=== Problem details ===
Examine the records and identify each line that includes the string "materiału". Copy those lines.

=== Records provided ===
▶

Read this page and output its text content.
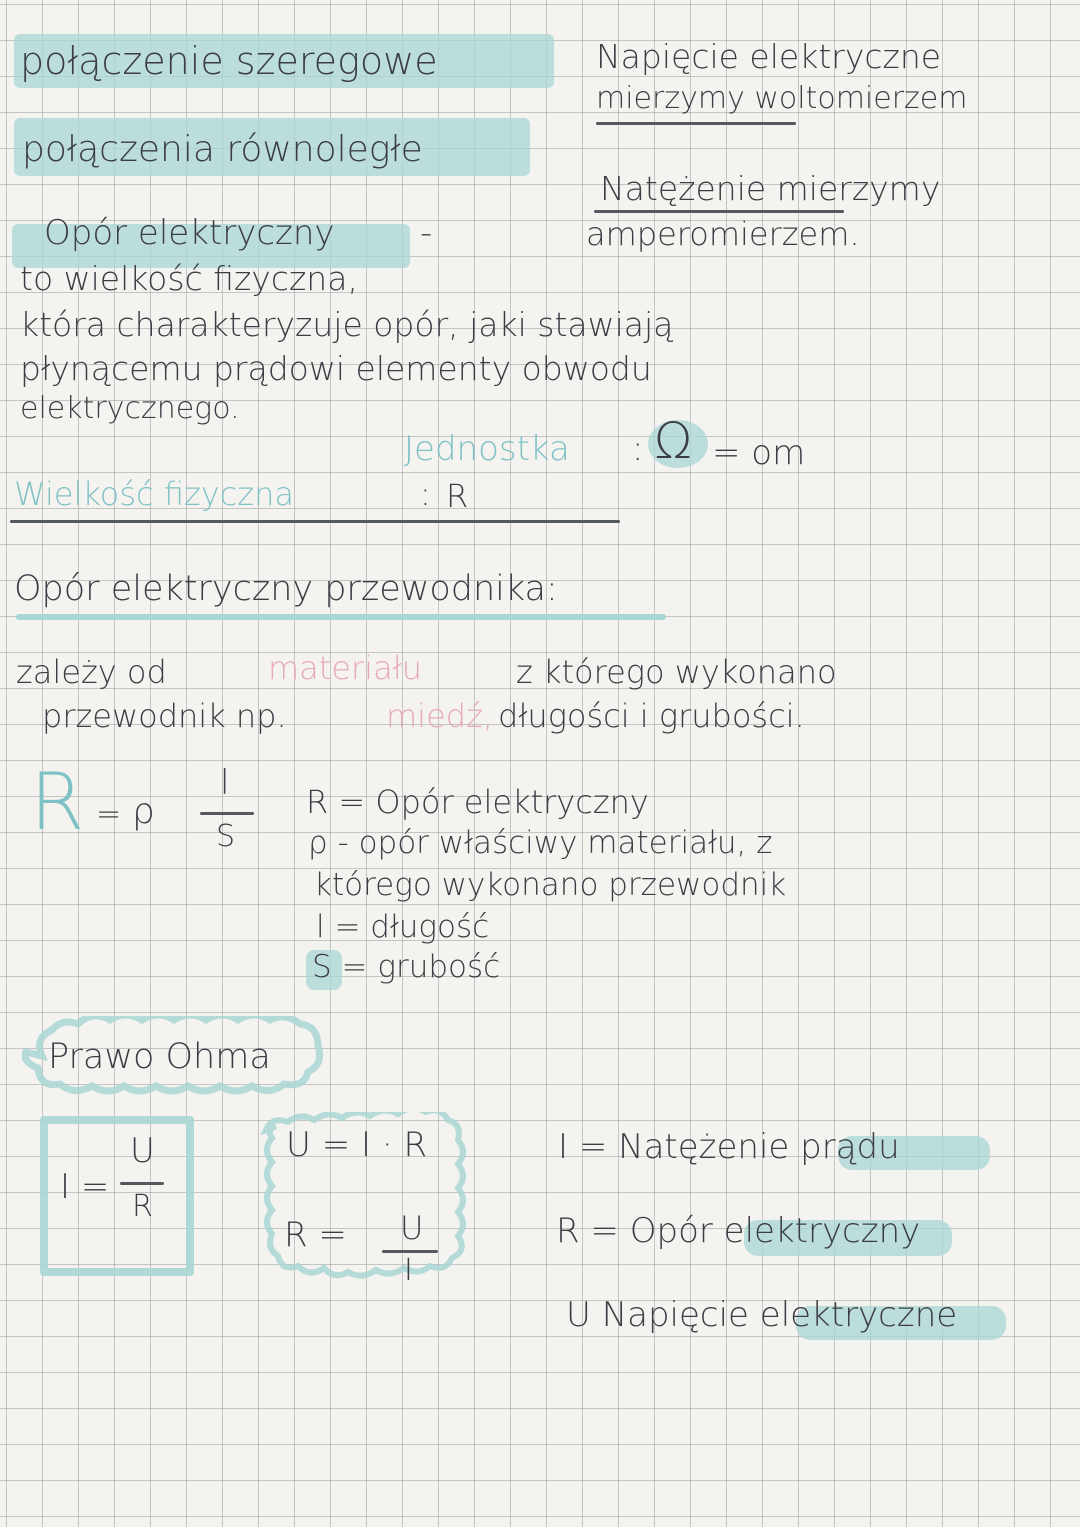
połączenie szeregowe
połączenia równoległe
Napięcie elektryczne
mierzymy woltomierzem
Natężenie mierzymy
amperomierzem.
Opór elektryczny	-
to wielkość fizyczna,
która charakteryzuje opór, jaki stawiają
płynącemu prądowi elementy obwodu
elektrycznego.
Jednostka : Ω = om
Wielkość fizyczna	: R
Opór elektryczny przewodnika:
zależy od	materiału	z którego wykonano
przewodnik np.	miedź, długości i grubości.
R = ρ
l
S
R = Opór elektryczny
ρ - opór właściwy materiału, z
którego wykonano przewodnik
l = długość
S = grubość
Prawo Ohma
I =
U
R
U = I · R
R = U
I
I = Natężenie prądu
R = Opór elektryczny
U Napięcie elektryczne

◀

=== The output ===
zależy od	materiału	z którego wykonano
ρ - opór właściwy materiału, z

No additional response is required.